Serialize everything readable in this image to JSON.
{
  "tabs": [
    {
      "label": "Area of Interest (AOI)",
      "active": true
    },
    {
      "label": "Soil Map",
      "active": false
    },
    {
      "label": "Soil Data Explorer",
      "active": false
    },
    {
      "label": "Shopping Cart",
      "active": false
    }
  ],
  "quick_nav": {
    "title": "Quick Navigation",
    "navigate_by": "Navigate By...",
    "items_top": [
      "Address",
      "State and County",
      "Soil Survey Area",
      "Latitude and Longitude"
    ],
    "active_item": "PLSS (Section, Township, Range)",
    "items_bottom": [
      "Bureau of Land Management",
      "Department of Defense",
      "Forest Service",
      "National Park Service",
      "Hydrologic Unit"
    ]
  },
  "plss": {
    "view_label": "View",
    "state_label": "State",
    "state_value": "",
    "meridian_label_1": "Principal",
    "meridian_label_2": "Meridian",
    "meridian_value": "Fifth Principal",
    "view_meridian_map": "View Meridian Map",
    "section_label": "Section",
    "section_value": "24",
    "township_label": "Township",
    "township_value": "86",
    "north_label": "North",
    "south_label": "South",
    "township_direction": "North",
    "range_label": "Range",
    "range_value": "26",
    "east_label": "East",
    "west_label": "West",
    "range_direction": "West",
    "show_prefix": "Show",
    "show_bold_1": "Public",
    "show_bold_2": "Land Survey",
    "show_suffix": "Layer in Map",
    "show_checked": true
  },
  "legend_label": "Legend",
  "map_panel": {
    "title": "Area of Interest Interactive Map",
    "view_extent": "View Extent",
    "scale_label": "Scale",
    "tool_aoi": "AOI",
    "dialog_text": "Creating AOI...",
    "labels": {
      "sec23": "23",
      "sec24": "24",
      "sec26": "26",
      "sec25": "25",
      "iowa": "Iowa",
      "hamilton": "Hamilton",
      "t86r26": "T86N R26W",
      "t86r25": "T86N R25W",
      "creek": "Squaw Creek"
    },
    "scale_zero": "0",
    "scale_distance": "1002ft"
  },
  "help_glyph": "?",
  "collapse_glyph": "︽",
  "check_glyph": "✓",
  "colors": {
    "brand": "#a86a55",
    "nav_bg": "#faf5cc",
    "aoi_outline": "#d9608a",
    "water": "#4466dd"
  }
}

_ _ _

Repeat the listing in full, keeping every line exactly as it is.

= ANSWER =
Serialize everything readable in this image to JSON.
{
  "tabs": [
    {
      "label": "Area of Interest (AOI)",
      "active": true
    },
    {
      "label": "Soil Map",
      "active": false
    },
    {
      "label": "Soil Data Explorer",
      "active": false
    },
    {
      "label": "Shopping Cart",
      "active": false
    }
  ],
  "quick_nav": {
    "title": "Quick Navigation",
    "navigate_by": "Navigate By...",
    "items_top": [
      "Address",
      "State and County",
      "Soil Survey Area",
      "Latitude and Longitude"
    ],
    "active_item": "PLSS (Section, Township, Range)",
    "items_bottom": [
      "Bureau of Land Management",
      "Department of Defense",
      "Forest Service",
      "National Park Service",
      "Hydrologic Unit"
    ]
  },
  "plss": {
    "view_label": "View",
    "state_label": "State",
    "state_value": "",
    "meridian_label_1": "Principal",
    "meridian_label_2": "Meridian",
    "meridian_value": "Fifth Principal",
    "view_meridian_map": "View Meridian Map",
    "section_label": "Section",
    "section_value": "24",
    "township_label": "Township",
    "township_value": "86",
    "north_label": "North",
    "south_label": "South",
    "township_direction": "North",
    "range_label": "Range",
    "range_value": "26",
    "east_label": "East",
    "west_label": "West",
    "range_direction": "West",
    "show_prefix": "Show",
    "show_bold_1": "Public",
    "show_bold_2": "Land Survey",
    "show_suffix": "Layer in Map",
    "show_checked": true
  },
  "legend_label": "Legend",
  "map_panel": {
    "title": "Area of Interest Interactive Map",
    "view_extent": "View Extent",
    "scale_label": "Scale",
    "tool_aoi": "AOI",
    "dialog_text": "Creating AOI...",
    "labels": {
      "sec23": "23",
      "sec24": "24",
      "sec26": "26",
      "sec25": "25",
      "iowa": "Iowa",
      "hamilton": "Hamilton",
      "t86r26": "T86N R26W",
      "t86r25": "T86N R25W",
      "creek": "Squaw Creek"
    },
    "scale_zero": "0",
    "scale_distance": "1002ft"
  },
  "help_glyph": "?",
  "collapse_glyph": "︽",
  "check_glyph": "✓",
  "colors": {
    "brand": "#a86a55",
    "nav_bg": "#faf5cc",
    "aoi_outline": "#d9608a",
    "water": "#4466dd"
  }
}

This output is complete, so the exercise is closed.